§ DATASET ROWS:
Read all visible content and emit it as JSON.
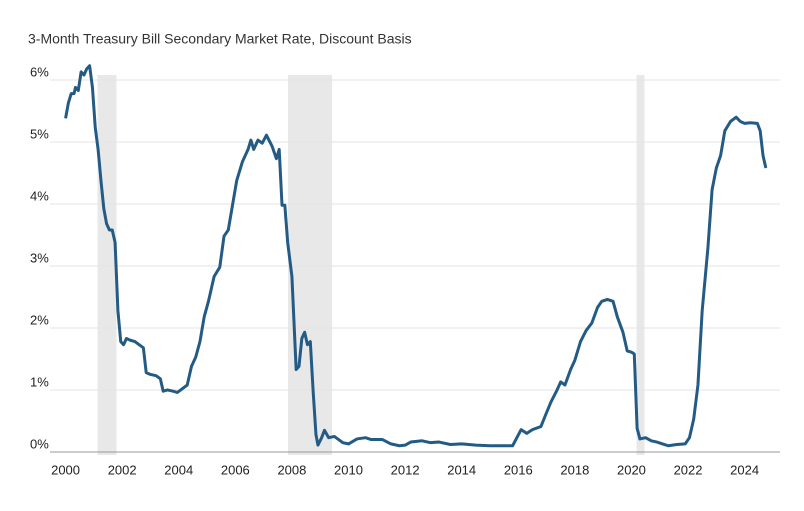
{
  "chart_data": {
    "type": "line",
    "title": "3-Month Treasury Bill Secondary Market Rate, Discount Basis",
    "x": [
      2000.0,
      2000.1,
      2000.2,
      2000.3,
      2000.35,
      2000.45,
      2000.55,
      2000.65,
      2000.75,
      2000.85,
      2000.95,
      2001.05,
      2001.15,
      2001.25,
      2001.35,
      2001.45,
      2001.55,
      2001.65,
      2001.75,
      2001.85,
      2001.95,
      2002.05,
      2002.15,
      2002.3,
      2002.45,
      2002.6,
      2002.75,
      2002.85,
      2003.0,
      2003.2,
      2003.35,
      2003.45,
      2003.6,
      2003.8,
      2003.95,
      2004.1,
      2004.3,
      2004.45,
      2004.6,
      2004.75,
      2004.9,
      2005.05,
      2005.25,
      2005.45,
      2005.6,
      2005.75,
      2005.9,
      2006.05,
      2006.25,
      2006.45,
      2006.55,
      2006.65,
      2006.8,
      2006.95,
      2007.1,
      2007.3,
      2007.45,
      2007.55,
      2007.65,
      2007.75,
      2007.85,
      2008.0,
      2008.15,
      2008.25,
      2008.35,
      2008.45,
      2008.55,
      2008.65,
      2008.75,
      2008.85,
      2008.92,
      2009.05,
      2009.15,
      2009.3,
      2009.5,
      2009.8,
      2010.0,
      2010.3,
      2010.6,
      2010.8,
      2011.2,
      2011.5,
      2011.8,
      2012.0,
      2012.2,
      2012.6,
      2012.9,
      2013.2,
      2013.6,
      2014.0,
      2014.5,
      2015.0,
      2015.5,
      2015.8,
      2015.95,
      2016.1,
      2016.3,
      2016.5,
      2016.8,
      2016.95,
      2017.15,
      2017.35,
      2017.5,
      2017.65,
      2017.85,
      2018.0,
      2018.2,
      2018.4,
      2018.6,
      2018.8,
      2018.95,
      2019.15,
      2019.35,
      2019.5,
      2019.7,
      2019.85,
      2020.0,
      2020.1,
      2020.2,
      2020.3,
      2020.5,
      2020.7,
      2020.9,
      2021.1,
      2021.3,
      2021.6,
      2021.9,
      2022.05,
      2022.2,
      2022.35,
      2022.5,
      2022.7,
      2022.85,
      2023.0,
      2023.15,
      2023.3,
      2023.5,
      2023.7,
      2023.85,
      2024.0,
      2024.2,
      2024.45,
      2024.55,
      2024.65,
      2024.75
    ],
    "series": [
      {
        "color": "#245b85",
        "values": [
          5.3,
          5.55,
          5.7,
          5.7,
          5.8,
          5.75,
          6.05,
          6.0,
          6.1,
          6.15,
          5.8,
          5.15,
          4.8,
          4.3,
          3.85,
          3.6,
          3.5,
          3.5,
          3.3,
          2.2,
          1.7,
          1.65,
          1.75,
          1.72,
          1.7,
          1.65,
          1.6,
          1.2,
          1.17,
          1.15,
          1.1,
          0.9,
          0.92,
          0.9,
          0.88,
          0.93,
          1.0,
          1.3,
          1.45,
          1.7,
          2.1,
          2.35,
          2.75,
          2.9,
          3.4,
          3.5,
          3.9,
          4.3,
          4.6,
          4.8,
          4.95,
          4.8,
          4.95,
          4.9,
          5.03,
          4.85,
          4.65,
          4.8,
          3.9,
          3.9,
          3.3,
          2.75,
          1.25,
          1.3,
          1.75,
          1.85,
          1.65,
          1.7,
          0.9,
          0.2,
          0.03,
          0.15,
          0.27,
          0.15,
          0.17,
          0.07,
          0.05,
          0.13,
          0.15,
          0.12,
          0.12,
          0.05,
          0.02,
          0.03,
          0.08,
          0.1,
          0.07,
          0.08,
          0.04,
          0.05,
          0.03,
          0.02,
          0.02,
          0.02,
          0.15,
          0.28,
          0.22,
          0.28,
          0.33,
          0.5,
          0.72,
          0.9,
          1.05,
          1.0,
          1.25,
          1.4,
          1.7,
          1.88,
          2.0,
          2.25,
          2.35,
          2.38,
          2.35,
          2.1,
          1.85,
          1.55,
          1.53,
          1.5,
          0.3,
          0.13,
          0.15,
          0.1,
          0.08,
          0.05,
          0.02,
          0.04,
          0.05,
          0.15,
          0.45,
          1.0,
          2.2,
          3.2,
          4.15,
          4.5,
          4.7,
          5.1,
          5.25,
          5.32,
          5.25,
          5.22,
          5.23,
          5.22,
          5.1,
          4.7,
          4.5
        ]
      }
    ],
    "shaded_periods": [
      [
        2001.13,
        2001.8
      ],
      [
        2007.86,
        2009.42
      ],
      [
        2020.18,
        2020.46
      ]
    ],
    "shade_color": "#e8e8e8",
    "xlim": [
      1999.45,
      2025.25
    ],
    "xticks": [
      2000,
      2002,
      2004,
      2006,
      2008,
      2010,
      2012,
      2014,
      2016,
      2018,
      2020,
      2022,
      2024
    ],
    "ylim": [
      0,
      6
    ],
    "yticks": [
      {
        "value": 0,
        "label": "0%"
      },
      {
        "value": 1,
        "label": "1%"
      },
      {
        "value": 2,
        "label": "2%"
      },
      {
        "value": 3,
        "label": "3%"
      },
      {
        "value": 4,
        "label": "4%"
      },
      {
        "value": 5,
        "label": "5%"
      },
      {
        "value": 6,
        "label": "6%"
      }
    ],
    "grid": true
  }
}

...

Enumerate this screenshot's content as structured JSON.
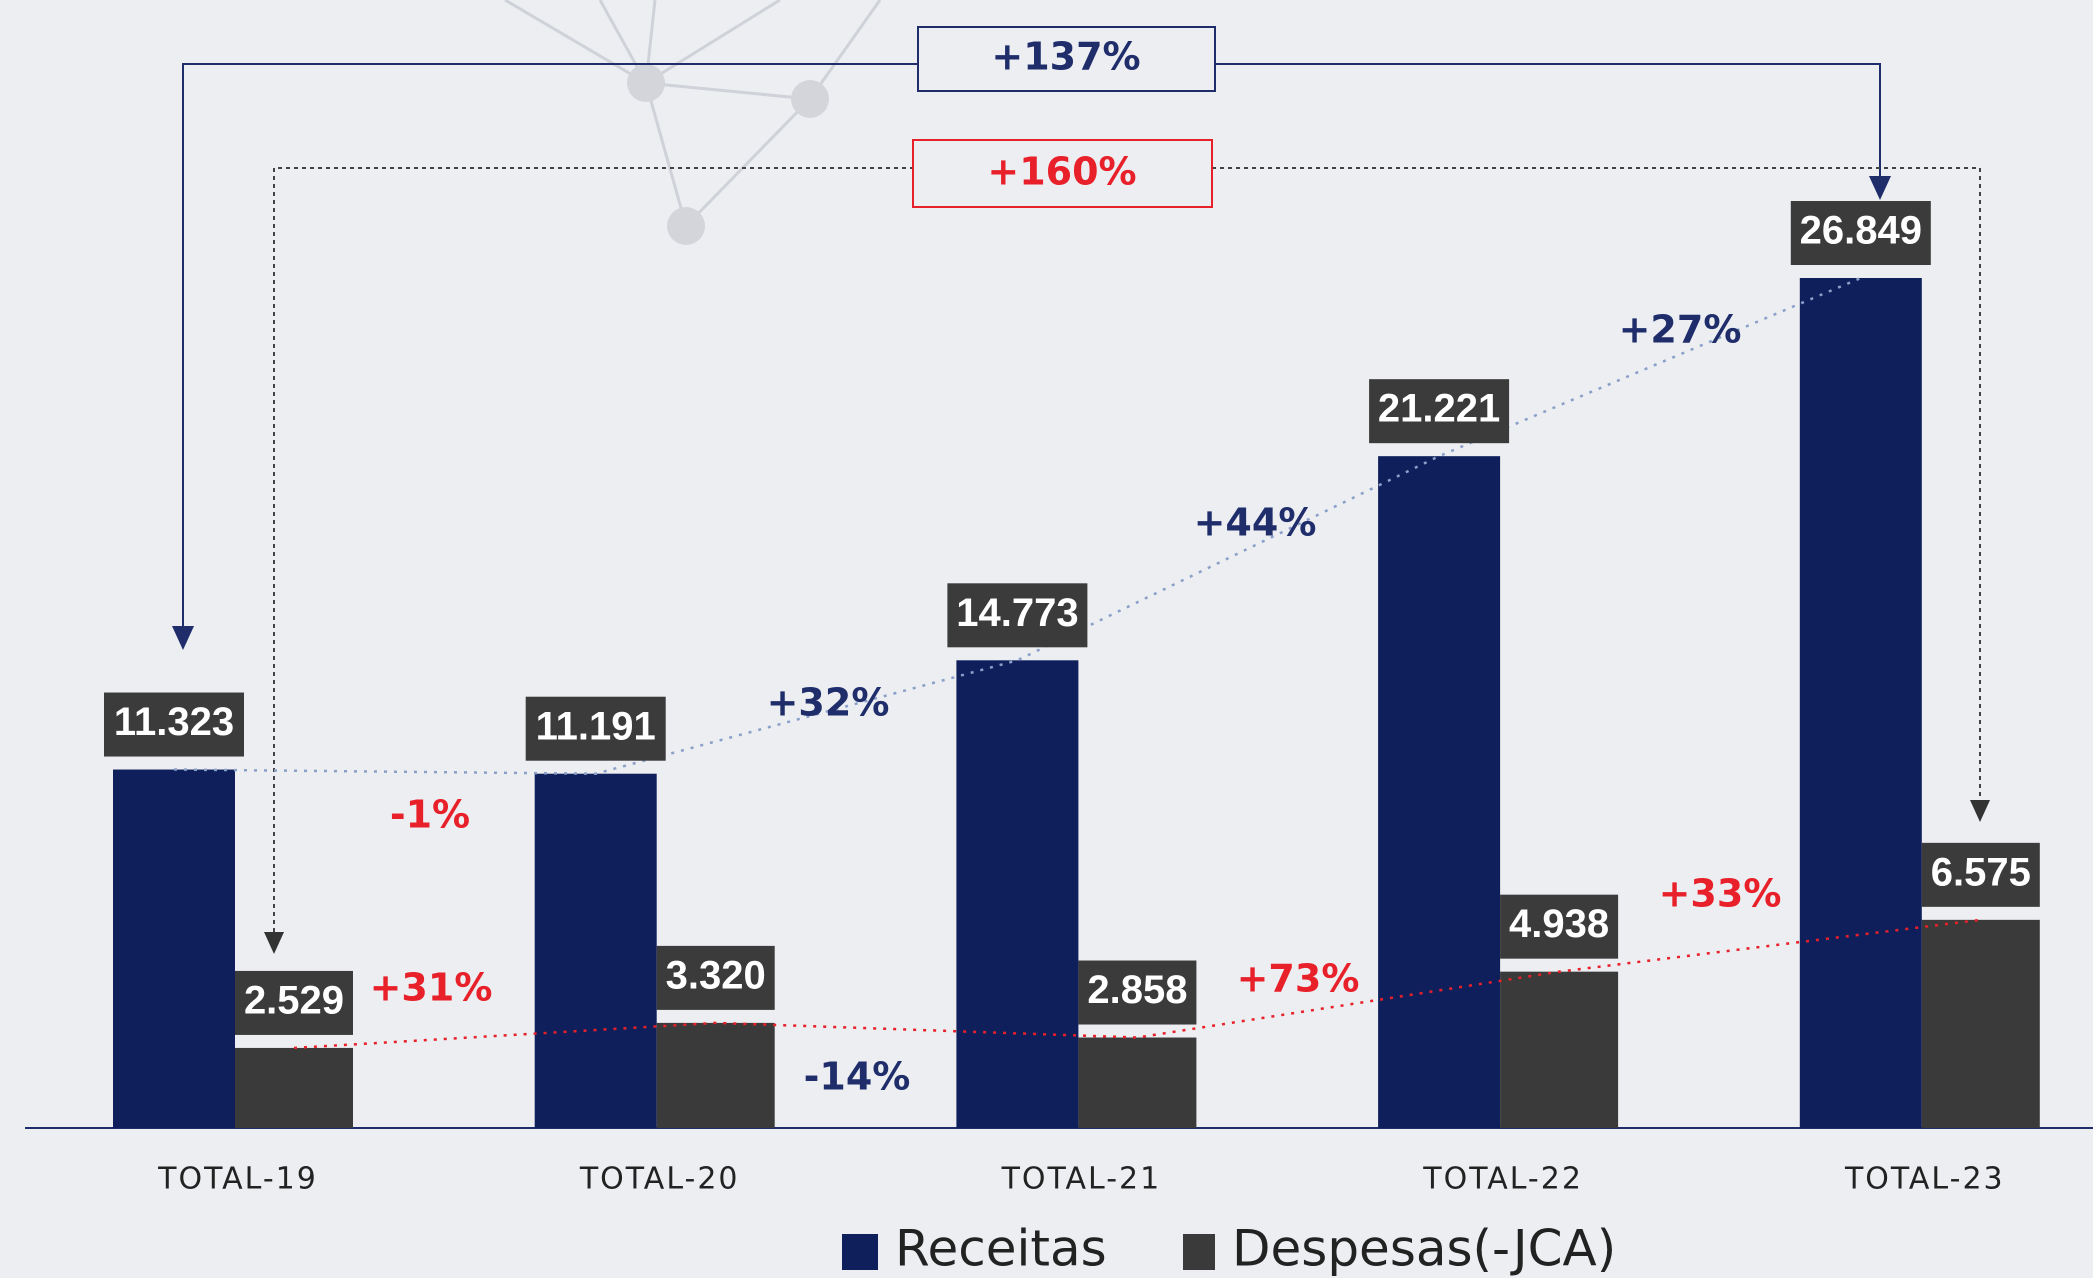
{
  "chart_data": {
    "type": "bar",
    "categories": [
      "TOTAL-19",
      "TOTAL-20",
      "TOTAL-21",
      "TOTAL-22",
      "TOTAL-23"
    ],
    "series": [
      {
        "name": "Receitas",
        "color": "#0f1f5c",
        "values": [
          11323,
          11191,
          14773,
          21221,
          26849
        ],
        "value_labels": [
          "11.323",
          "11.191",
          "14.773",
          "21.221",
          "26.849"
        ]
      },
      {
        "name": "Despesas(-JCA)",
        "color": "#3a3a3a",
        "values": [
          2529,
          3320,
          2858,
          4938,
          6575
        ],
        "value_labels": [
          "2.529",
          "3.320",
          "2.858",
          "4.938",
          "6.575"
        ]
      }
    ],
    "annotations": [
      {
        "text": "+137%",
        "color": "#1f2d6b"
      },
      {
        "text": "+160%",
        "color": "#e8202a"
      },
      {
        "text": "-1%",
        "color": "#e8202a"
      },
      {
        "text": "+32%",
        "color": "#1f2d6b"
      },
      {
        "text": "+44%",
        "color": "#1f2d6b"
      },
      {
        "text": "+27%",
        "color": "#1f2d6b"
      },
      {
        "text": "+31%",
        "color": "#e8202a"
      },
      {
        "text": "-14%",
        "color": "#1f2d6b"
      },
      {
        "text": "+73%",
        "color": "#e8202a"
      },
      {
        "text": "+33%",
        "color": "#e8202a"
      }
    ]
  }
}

...

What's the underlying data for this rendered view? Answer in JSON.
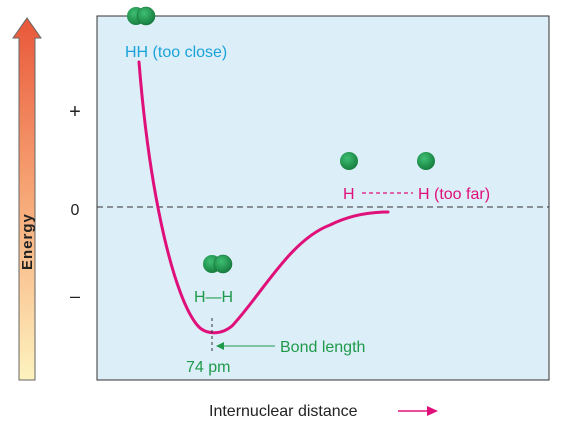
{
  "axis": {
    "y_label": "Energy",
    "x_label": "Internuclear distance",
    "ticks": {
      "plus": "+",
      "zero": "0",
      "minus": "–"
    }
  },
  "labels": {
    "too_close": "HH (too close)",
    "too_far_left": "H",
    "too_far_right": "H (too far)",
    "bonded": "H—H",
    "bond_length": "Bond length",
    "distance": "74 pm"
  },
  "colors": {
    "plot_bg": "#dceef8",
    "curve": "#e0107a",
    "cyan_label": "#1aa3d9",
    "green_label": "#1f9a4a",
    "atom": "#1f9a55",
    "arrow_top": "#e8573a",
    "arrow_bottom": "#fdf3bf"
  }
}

§ REQUEST: Each line containing "this" counts once; state the total number of such lines and nothing else.

§ REPLY TO THE TASK: 2